Tax Season, Slavery, and Henry David Thoreau

I woke up to some e-mail questions from my accountant pertaining to my 2025 income tax return, and it reminded me of Henry David Thoreau.
In July 1846, Thoreau was jailed in Concord, Massachusetts for refusing to pay his poll tax as a protest against slavery and the Mexican-American War. It wasn’t a harsh penalty—just one night in jail until his aunt paid the tax without his consent, which resulted in him being kicked out of the jail.

There in Concord—where colonists had begun their armed rebellion against the government of King George III in 1775—Thoreau meditated on how quickly a centralized government may be corrupted by a handful of powerful men. His meditations resulted in his 1849 essay “Resistance to Civil Government,” now more commonly known by the title “Civil Disobedience.”

Dataset rows:
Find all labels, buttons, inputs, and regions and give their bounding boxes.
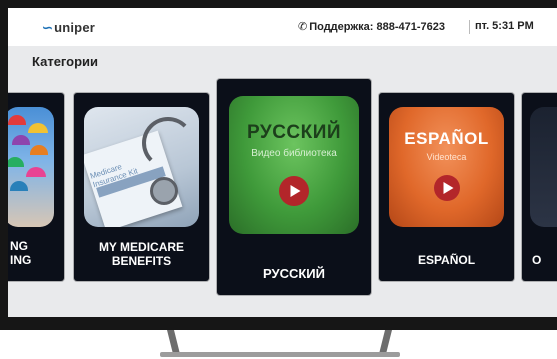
card-label: NG ING (8, 239, 64, 267)
card-label: MY MEDICARE BENEFITS (74, 240, 209, 268)
thumb-subtitle: Videoteca (426, 152, 467, 162)
date-time: пт. 5:31 PM (475, 20, 534, 32)
tv-stand-leg-right (379, 330, 392, 354)
category-card-festival[interactable]: NG ING (8, 93, 64, 281)
card-label-line2: ING (10, 253, 32, 267)
thumb-title: ESPAÑOL (404, 129, 489, 148)
card-thumbnail: РУССКИЙ Видео библиотека (229, 96, 359, 234)
category-card-russian[interactable]: РУССКИЙ Видео библиотека РУССКИЙ (217, 79, 371, 295)
tv-stand-leg-left (167, 330, 180, 354)
play-icon (279, 176, 309, 206)
uniper-logo: ∽uniper (42, 20, 95, 36)
category-card-partial-right[interactable]: O (522, 93, 557, 281)
logo-text: uniper (54, 20, 96, 35)
play-icon (434, 175, 460, 201)
thumb-subtitle: Видео библиотека (251, 148, 337, 159)
thumb-title: РУССКИЙ (246, 122, 342, 143)
phone-icon: ✆ (298, 21, 308, 33)
header-divider (469, 20, 470, 34)
support-info: ✆ Поддержка: 888-471-7623 (298, 20, 445, 33)
card-thumbnail: Medicare Insurance Kit (84, 107, 199, 227)
card-thumbnail (530, 107, 557, 227)
card-thumbnail: ESPAÑOL Videoteca (389, 107, 504, 227)
support-text: Поддержка: 888-471-7623 (309, 21, 445, 33)
tv-screen: ∽uniper ✆ Поддержка: 888-471-7623 пт. 5:3… (8, 8, 557, 317)
card-label-line1: NG (10, 239, 28, 253)
category-card-medicare[interactable]: Medicare Insurance Kit MY MEDICARE BENEF… (74, 93, 209, 281)
card-label: РУССКИЙ (263, 266, 325, 281)
top-bar: ∽uniper ✆ Поддержка: 888-471-7623 пт. 5:3… (8, 8, 557, 46)
categories-title: Категории (32, 54, 99, 69)
tv-frame: ∽uniper ✆ Поддержка: 888-471-7623 пт. 5:3… (0, 0, 557, 330)
card-label-line2: BENEFITS (111, 254, 172, 268)
uniper-logo-mark-icon: ∽ (42, 20, 54, 35)
tv-stand-base (160, 352, 400, 357)
card-thumbnail (8, 107, 54, 227)
category-card-spanish[interactable]: ESPAÑOL Videoteca ESPAÑOL (379, 93, 514, 281)
card-label: O (532, 253, 542, 267)
card-label: ESPAÑOL (417, 253, 476, 267)
card-label-line1: MY MEDICARE (98, 240, 185, 254)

Written task A:
In the Thoreau piece, what was the original title of Thoreau's 1849 essay?
Written task B:
Write out the passage from the Thoreau piece word for word, starting at "I woke up to" and ending at "of the jail.".
The rows above stand apart from the Thoreau piece and are separate material.

Solution A:
"Resistance to Civil Government."

Solution B:
I woke up to some e-mail questions from my accountant pertaining to my 2025 income tax return, and it reminded me of Henry David Thoreau.
In July 1846, Thoreau was jailed in Concord, Massachusetts for refusing to pay his poll tax as a protest against slavery and the Mexican-American War. It wasn’t a harsh penalty—just one night in jail until his aunt paid the tax without his consent, which resulted in him being kicked out of the jail.